WRITTEN REQUEST =>
Every entry must be copied word for word.

RECORDS TO USE =>
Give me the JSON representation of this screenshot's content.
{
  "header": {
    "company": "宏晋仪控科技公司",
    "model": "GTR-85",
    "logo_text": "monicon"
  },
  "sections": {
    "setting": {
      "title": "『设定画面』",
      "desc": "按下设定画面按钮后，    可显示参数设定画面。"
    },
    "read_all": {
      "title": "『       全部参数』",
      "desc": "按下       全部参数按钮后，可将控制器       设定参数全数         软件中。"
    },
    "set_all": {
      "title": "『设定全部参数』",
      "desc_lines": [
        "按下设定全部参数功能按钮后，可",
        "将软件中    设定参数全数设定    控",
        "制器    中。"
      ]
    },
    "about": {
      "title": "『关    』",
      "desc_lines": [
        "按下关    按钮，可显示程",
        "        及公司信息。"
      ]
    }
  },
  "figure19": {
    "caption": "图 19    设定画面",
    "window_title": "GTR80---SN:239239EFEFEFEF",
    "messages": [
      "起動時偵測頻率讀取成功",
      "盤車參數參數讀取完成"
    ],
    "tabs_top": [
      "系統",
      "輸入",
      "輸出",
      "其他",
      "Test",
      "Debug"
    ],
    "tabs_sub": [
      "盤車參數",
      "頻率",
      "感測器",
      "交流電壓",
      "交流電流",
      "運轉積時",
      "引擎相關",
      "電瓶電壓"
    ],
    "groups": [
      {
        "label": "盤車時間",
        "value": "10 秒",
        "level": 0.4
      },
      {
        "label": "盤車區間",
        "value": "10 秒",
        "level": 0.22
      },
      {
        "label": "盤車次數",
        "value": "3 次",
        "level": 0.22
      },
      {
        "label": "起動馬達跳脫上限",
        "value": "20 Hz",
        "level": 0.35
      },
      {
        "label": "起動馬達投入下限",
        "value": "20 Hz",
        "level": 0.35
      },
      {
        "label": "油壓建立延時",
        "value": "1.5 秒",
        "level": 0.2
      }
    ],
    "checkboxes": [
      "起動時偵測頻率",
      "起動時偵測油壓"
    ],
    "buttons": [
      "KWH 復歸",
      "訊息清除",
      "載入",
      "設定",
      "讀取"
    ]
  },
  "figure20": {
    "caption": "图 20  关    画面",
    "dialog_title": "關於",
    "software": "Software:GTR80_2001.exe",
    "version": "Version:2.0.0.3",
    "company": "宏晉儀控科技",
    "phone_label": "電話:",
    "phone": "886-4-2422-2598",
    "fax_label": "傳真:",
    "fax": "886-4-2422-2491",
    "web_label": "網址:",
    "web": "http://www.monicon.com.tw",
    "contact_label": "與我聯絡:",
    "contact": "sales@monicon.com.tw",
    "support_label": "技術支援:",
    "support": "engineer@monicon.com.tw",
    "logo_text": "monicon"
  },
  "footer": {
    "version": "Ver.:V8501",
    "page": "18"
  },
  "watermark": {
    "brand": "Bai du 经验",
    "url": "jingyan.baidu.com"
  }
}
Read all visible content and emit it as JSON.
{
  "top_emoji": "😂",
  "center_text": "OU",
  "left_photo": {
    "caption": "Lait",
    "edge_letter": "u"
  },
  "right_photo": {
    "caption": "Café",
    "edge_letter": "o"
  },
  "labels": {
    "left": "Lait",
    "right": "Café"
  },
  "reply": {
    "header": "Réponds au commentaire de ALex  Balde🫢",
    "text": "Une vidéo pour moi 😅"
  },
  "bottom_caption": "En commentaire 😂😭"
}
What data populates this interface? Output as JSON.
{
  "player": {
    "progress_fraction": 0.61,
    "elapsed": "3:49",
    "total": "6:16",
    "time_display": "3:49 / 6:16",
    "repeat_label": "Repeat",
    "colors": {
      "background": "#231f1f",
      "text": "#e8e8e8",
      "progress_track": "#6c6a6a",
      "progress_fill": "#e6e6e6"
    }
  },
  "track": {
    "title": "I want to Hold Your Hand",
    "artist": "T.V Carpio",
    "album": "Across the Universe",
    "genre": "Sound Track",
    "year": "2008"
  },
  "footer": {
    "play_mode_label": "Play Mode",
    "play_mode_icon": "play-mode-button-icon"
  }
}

TASK SOLUTION =>
Give me the JSON representation of this screenshot's content.
{
  "header": {
    "company": "宏晋仪控科技公司",
    "model": "GTR-85",
    "logo_text": "monicon"
  },
  "sections": {
    "setting": {
      "title": "『设定画面』",
      "desc": "按下设定画面按钮后，    可显示参数设定画面。"
    },
    "read_all": {
      "title": "『       全部参数』",
      "desc": "按下       全部参数按钮后，可将控制器       设定参数全数         软件中。"
    },
    "set_all": {
      "title": "『设定全部参数』",
      "desc_lines": [
        "按下设定全部参数功能按钮后，可",
        "将软件中    设定参数全数设定    控",
        "制器    中。"
      ]
    },
    "about": {
      "title": "『关    』",
      "desc_lines": [
        "按下关    按钮，可显示程",
        "        及公司信息。"
      ]
    }
  },
  "figure19": {
    "caption": "图 19    设定画面",
    "window_title": "GTR80---SN:239239EFEFEFEF",
    "messages": [
      "起動時偵測頻率讀取成功",
      "盤車參數參數讀取完成"
    ],
    "tabs_top": [
      "系統",
      "輸入",
      "輸出",
      "其他",
      "Test",
      "Debug"
    ],
    "tabs_sub": [
      "盤車參數",
      "頻率",
      "感測器",
      "交流電壓",
      "交流電流",
      "運轉積時",
      "引擎相關",
      "電瓶電壓"
    ],
    "groups": [
      {
        "label": "盤車時間",
        "value": "10 秒",
        "level": 0.4
      },
      {
        "label": "盤車區間",
        "value": "10 秒",
        "level": 0.22
      },
      {
        "label": "盤車次數",
        "value": "3 次",
        "level": 0.22
      },
      {
        "label": "起動馬達跳脫上限",
        "value": "20 Hz",
        "level": 0.35
      },
      {
        "label": "起動馬達投入下限",
        "value": "20 Hz",
        "level": 0.35
      },
      {
        "label": "油壓建立延時",
        "value": "1.5 秒",
        "level": 0.2
      }
    ],
    "checkboxes": [
      "起動時偵測頻率",
      "起動時偵測油壓"
    ],
    "buttons": [
      "KWH 復歸",
      "訊息清除",
      "載入",
      "設定",
      "讀取"
    ]
  },
  "figure20": {
    "caption": "图 20  关    画面",
    "dialog_title": "關於",
    "software": "Software:GTR80_2001.exe",
    "version": "Version:2.0.0.3",
    "company": "宏晉儀控科技",
    "phone_label": "電話:",
    "phone": "886-4-2422-2598",
    "fax_label": "傳真:",
    "fax": "886-4-2422-2491",
    "web_label": "網址:",
    "web": "http://www.monicon.com.tw",
    "contact_label": "與我聯絡:",
    "contact": "sales@monicon.com.tw",
    "support_label": "技術支援:",
    "support": "engineer@monicon.com.tw",
    "logo_text": "monicon"
  },
  "footer": {
    "version": "Ver.:V8501",
    "page": "18"
  },
  "watermark": {
    "brand": "Bai du 经验",
    "url": "jingyan.baidu.com"
  }
}
Read all visible content and emit it as JSON.
{
  "top_emoji": "😂",
  "center_text": "OU",
  "left_photo": {
    "caption": "Lait",
    "edge_letter": "u"
  },
  "right_photo": {
    "caption": "Café",
    "edge_letter": "o"
  },
  "labels": {
    "left": "Lait",
    "right": "Café"
  },
  "reply": {
    "header": "Réponds au commentaire de ALex  Balde🫢",
    "text": "Une vidéo pour moi 😅"
  },
  "bottom_caption": "En commentaire 😂😭"
}
What data populates this interface? Output as JSON.
{
  "player": {
    "progress_fraction": 0.61,
    "elapsed": "3:49",
    "total": "6:16",
    "time_display": "3:49 / 6:16",
    "repeat_label": "Repeat",
    "colors": {
      "background": "#231f1f",
      "text": "#e8e8e8",
      "progress_track": "#6c6a6a",
      "progress_fill": "#e6e6e6"
    }
  },
  "track": {
    "title": "I want to Hold Your Hand",
    "artist": "T.V Carpio",
    "album": "Across the Universe",
    "genre": "Sound Track",
    "year": "2008"
  },
  "footer": {
    "play_mode_label": "Play Mode",
    "play_mode_icon": "play-mode-button-icon"
  }
}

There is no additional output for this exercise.